Exercise brief: Take from the listing each line that has the string "xlabel".

Structured figure records
>> BEGIN

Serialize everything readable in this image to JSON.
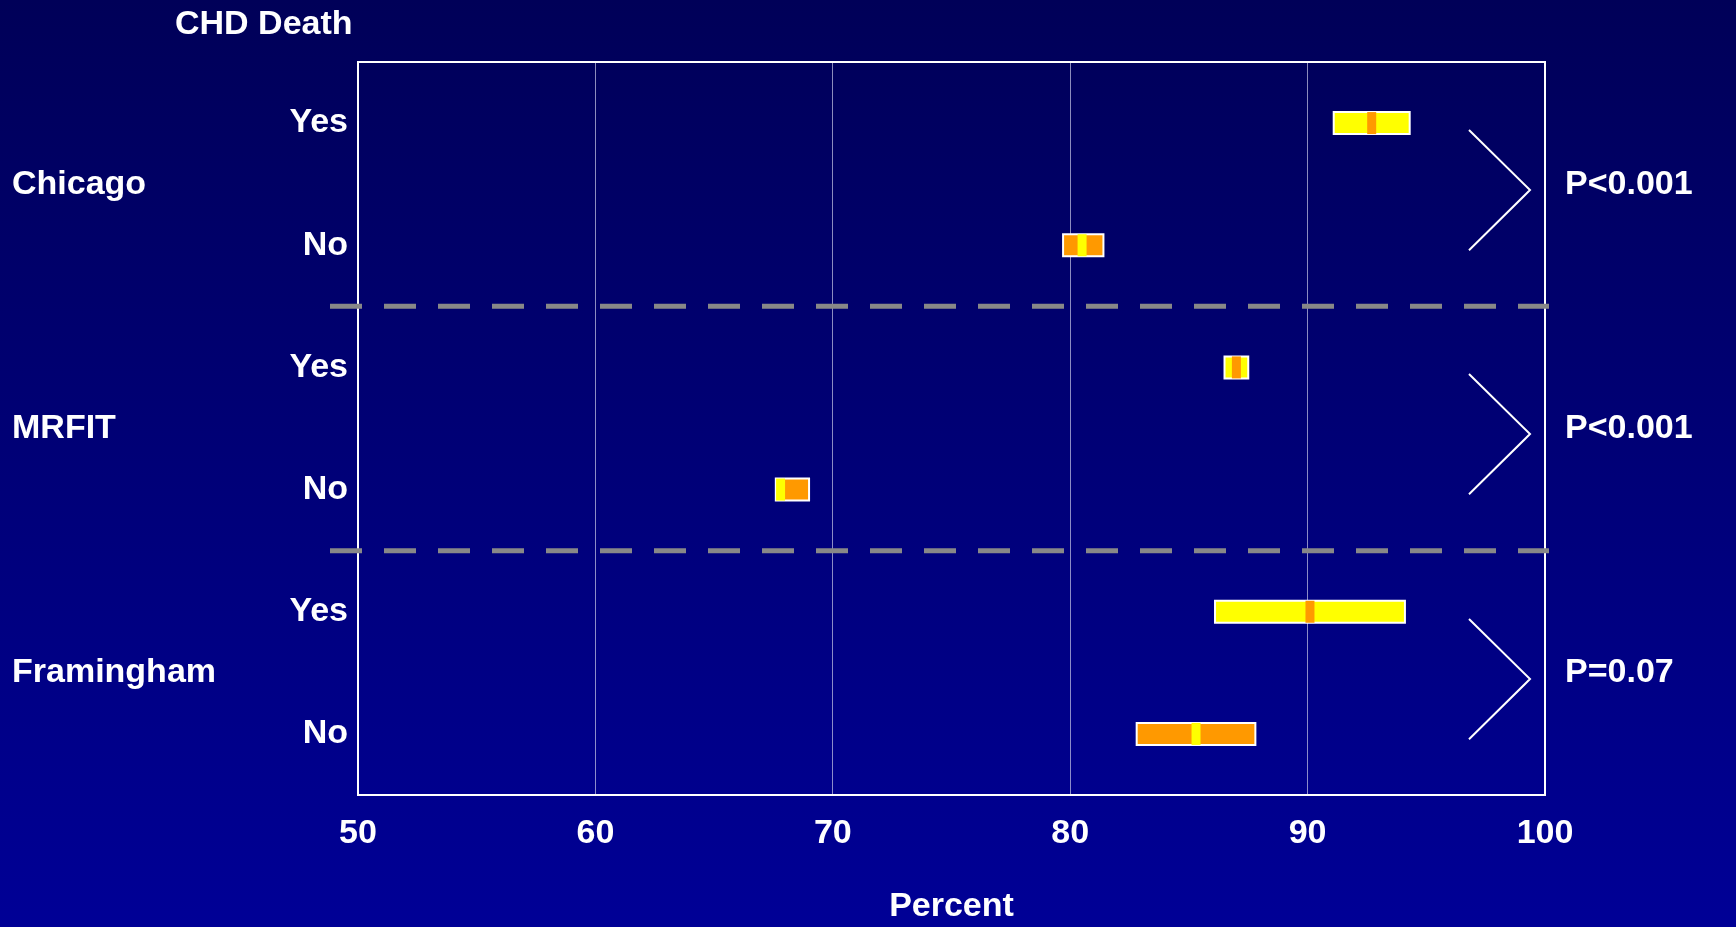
{
  "chart_data": {
    "type": "box",
    "orientation": "horizontal",
    "ylabel": "CHD Death",
    "xlabel": "Percent",
    "categories": [
      "Yes",
      "No",
      "Yes",
      "No",
      "Yes",
      "No"
    ],
    "xlim": [
      50,
      100
    ],
    "xticks": [
      50,
      60,
      70,
      80,
      90,
      100
    ],
    "grid": "x",
    "legend": false,
    "boxes": [
      {
        "low": 91.1,
        "q1": 91.1,
        "median": 92.7,
        "q3": 94.3,
        "high": 94.3
      },
      {
        "low": 79.7,
        "q1": 79.7,
        "median": 80.5,
        "q3": 81.4,
        "high": 81.4
      },
      {
        "low": 86.5,
        "q1": 86.5,
        "median": 87.0,
        "q3": 87.5,
        "high": 87.5
      },
      {
        "low": 67.6,
        "q1": 67.6,
        "median": 67.8,
        "q3": 69.0,
        "high": 69.0
      },
      {
        "low": 86.1,
        "q1": 86.1,
        "median": 90.1,
        "q3": 94.1,
        "high": 94.1
      },
      {
        "low": 82.8,
        "q1": 82.8,
        "median": 85.3,
        "q3": 87.8,
        "high": 87.8
      }
    ],
    "colors": [
      "#ffff00",
      "#ff9900",
      "#ffff00",
      "#ff9900",
      "#ffff00",
      "#ff9900"
    ],
    "annotations": [
      "Chicago",
      "MRFIT",
      "Framingham",
      "P<0.001",
      "P<0.001",
      "P=0.07"
    ]
  }
}
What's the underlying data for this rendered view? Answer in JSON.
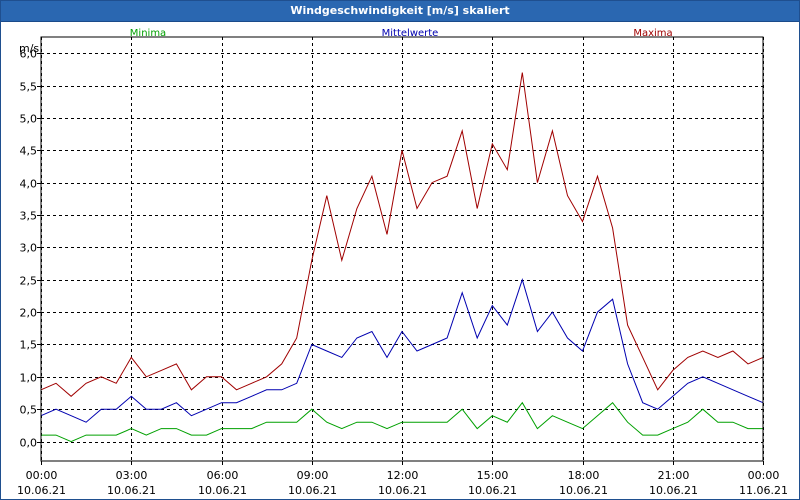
{
  "window": {
    "title": "Windgeschwindigkeit [m/s] skaliert"
  },
  "legend": [
    {
      "label": "Minima",
      "color": "#00a000"
    },
    {
      "label": "Mittelwerte",
      "color": "#0000b0"
    },
    {
      "label": "Maxima",
      "color": "#a00000"
    }
  ],
  "chart_data": {
    "type": "line",
    "title": "Windgeschwindigkeit [m/s] skaliert",
    "ylabel": "m/s",
    "xlabel": "",
    "ylim": [
      -0.3,
      6.25
    ],
    "xlim": [
      0,
      24
    ],
    "grid": true,
    "y_ticks": [
      "0,0",
      "0,5",
      "1,0",
      "1,5",
      "2,0",
      "2,5",
      "3,0",
      "3,5",
      "4,0",
      "4,5",
      "5,0",
      "5,5",
      "6,0"
    ],
    "x_ticks": [
      {
        "time": "00:00",
        "date": "10.06.21"
      },
      {
        "time": "03:00",
        "date": "10.06.21"
      },
      {
        "time": "06:00",
        "date": "10.06.21"
      },
      {
        "time": "09:00",
        "date": "10.06.21"
      },
      {
        "time": "12:00",
        "date": "10.06.21"
      },
      {
        "time": "15:00",
        "date": "10.06.21"
      },
      {
        "time": "18:00",
        "date": "10.06.21"
      },
      {
        "time": "21:00",
        "date": "10.06.21"
      },
      {
        "time": "00:00",
        "date": "11.06.21"
      }
    ],
    "x_hours": [
      0,
      0.5,
      1,
      1.5,
      2,
      2.5,
      3,
      3.5,
      4,
      4.5,
      5,
      5.5,
      6,
      6.5,
      7,
      7.5,
      8,
      8.5,
      9,
      9.5,
      10,
      10.5,
      11,
      11.5,
      12,
      12.5,
      13,
      13.5,
      14,
      14.5,
      15,
      15.5,
      16,
      16.5,
      17,
      17.5,
      18,
      18.5,
      19,
      19.5,
      20,
      20.5,
      21,
      21.5,
      22,
      22.5,
      23,
      23.5,
      24
    ],
    "series": [
      {
        "name": "Maxima",
        "color": "#a00000",
        "values": [
          0.8,
          0.9,
          0.7,
          0.9,
          1.0,
          0.9,
          1.3,
          1.0,
          1.1,
          1.2,
          0.8,
          1.0,
          1.0,
          0.8,
          0.9,
          1.0,
          1.2,
          1.6,
          2.8,
          3.8,
          2.8,
          3.6,
          4.1,
          3.2,
          4.5,
          3.6,
          4.0,
          4.1,
          4.8,
          3.6,
          4.6,
          4.2,
          5.7,
          4.0,
          4.8,
          3.8,
          3.4,
          4.1,
          3.3,
          1.8,
          1.3,
          0.8,
          1.1,
          1.3,
          1.4,
          1.3,
          1.4,
          1.2,
          1.3
        ]
      },
      {
        "name": "Mittelwerte",
        "color": "#0000b0",
        "values": [
          0.4,
          0.5,
          0.4,
          0.3,
          0.5,
          0.5,
          0.7,
          0.5,
          0.5,
          0.6,
          0.4,
          0.5,
          0.6,
          0.6,
          0.7,
          0.8,
          0.8,
          0.9,
          1.5,
          1.4,
          1.3,
          1.6,
          1.7,
          1.3,
          1.7,
          1.4,
          1.5,
          1.6,
          2.3,
          1.6,
          2.1,
          1.8,
          2.5,
          1.7,
          2.0,
          1.6,
          1.4,
          2.0,
          2.2,
          1.2,
          0.6,
          0.5,
          0.7,
          0.9,
          1.0,
          0.9,
          0.8,
          0.7,
          0.6
        ]
      },
      {
        "name": "Minima",
        "color": "#00a000",
        "values": [
          0.1,
          0.1,
          0.0,
          0.1,
          0.1,
          0.1,
          0.2,
          0.1,
          0.2,
          0.2,
          0.1,
          0.1,
          0.2,
          0.2,
          0.2,
          0.3,
          0.3,
          0.3,
          0.5,
          0.3,
          0.2,
          0.3,
          0.3,
          0.2,
          0.3,
          0.3,
          0.3,
          0.3,
          0.5,
          0.2,
          0.4,
          0.3,
          0.6,
          0.2,
          0.4,
          0.3,
          0.2,
          0.4,
          0.6,
          0.3,
          0.1,
          0.1,
          0.2,
          0.3,
          0.5,
          0.3,
          0.3,
          0.2,
          0.2
        ]
      }
    ]
  }
}
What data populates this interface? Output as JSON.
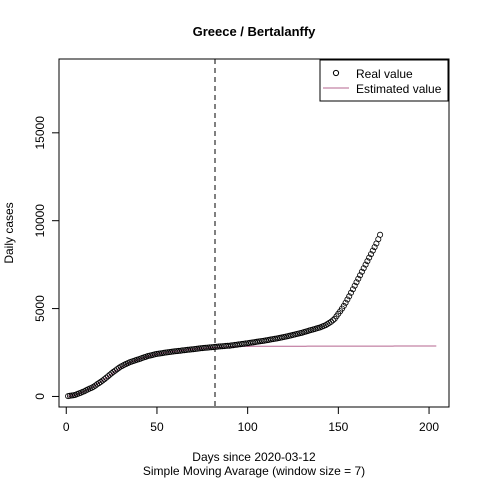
{
  "chart_data": {
    "type": "scatter",
    "title": "Greece / Bertalanffy",
    "xlabel": "Days since 2020-03-12",
    "subtitle": "Simple Moving Avarage (window size = 7)",
    "ylabel": "Daily cases",
    "xlim": [
      -4,
      211
    ],
    "ylim": [
      -600,
      19200
    ],
    "xticks": [
      0,
      50,
      100,
      150,
      200
    ],
    "yticks": [
      0,
      5000,
      10000,
      15000
    ],
    "ytick_rotation": "vertical",
    "grid": false,
    "legend": {
      "position": "top-right",
      "entries": [
        {
          "label": "Real value",
          "symbol": "open-circle",
          "color": "#000000"
        },
        {
          "label": "Estimated value",
          "symbol": "line",
          "color": "#b5648f"
        }
      ]
    },
    "vline": {
      "x": 82,
      "style": "dashed",
      "color": "#000000"
    },
    "real_anchors": [
      [
        1,
        20
      ],
      [
        5,
        90
      ],
      [
        10,
        300
      ],
      [
        15,
        550
      ],
      [
        20,
        900
      ],
      [
        25,
        1320
      ],
      [
        30,
        1700
      ],
      [
        35,
        1950
      ],
      [
        40,
        2120
      ],
      [
        45,
        2300
      ],
      [
        50,
        2420
      ],
      [
        55,
        2500
      ],
      [
        60,
        2570
      ],
      [
        65,
        2630
      ],
      [
        70,
        2690
      ],
      [
        75,
        2750
      ],
      [
        80,
        2800
      ],
      [
        85,
        2850
      ],
      [
        90,
        2890
      ],
      [
        95,
        2960
      ],
      [
        100,
        3030
      ],
      [
        105,
        3110
      ],
      [
        110,
        3190
      ],
      [
        115,
        3280
      ],
      [
        120,
        3380
      ],
      [
        125,
        3500
      ],
      [
        130,
        3630
      ],
      [
        135,
        3780
      ],
      [
        140,
        3930
      ],
      [
        143,
        4060
      ],
      [
        146,
        4250
      ],
      [
        148,
        4420
      ],
      [
        150,
        4700
      ],
      [
        153,
        5150
      ],
      [
        156,
        5700
      ],
      [
        159,
        6300
      ],
      [
        162,
        6900
      ],
      [
        165,
        7500
      ],
      [
        168,
        8100
      ],
      [
        171,
        8700
      ],
      [
        173,
        9200
      ]
    ],
    "estimated_anchors": [
      [
        1,
        10
      ],
      [
        5,
        80
      ],
      [
        10,
        280
      ],
      [
        15,
        560
      ],
      [
        20,
        900
      ],
      [
        25,
        1280
      ],
      [
        30,
        1650
      ],
      [
        35,
        1930
      ],
      [
        40,
        2120
      ],
      [
        45,
        2280
      ],
      [
        50,
        2410
      ],
      [
        55,
        2500
      ],
      [
        60,
        2570
      ],
      [
        65,
        2630
      ],
      [
        70,
        2690
      ],
      [
        75,
        2740
      ],
      [
        80,
        2780
      ],
      [
        90,
        2830
      ],
      [
        100,
        2850
      ],
      [
        120,
        2860
      ],
      [
        150,
        2865
      ],
      [
        204,
        2870
      ]
    ],
    "real_x_range": [
      1,
      173
    ],
    "colors": {
      "real": "#000000",
      "estimated": "#b5648f",
      "axis": "#000000"
    }
  }
}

>> END

In response:
    "xlabel": "Percent",
    "xlabel": "",
    "xlabel": "Days since 2020-03-12",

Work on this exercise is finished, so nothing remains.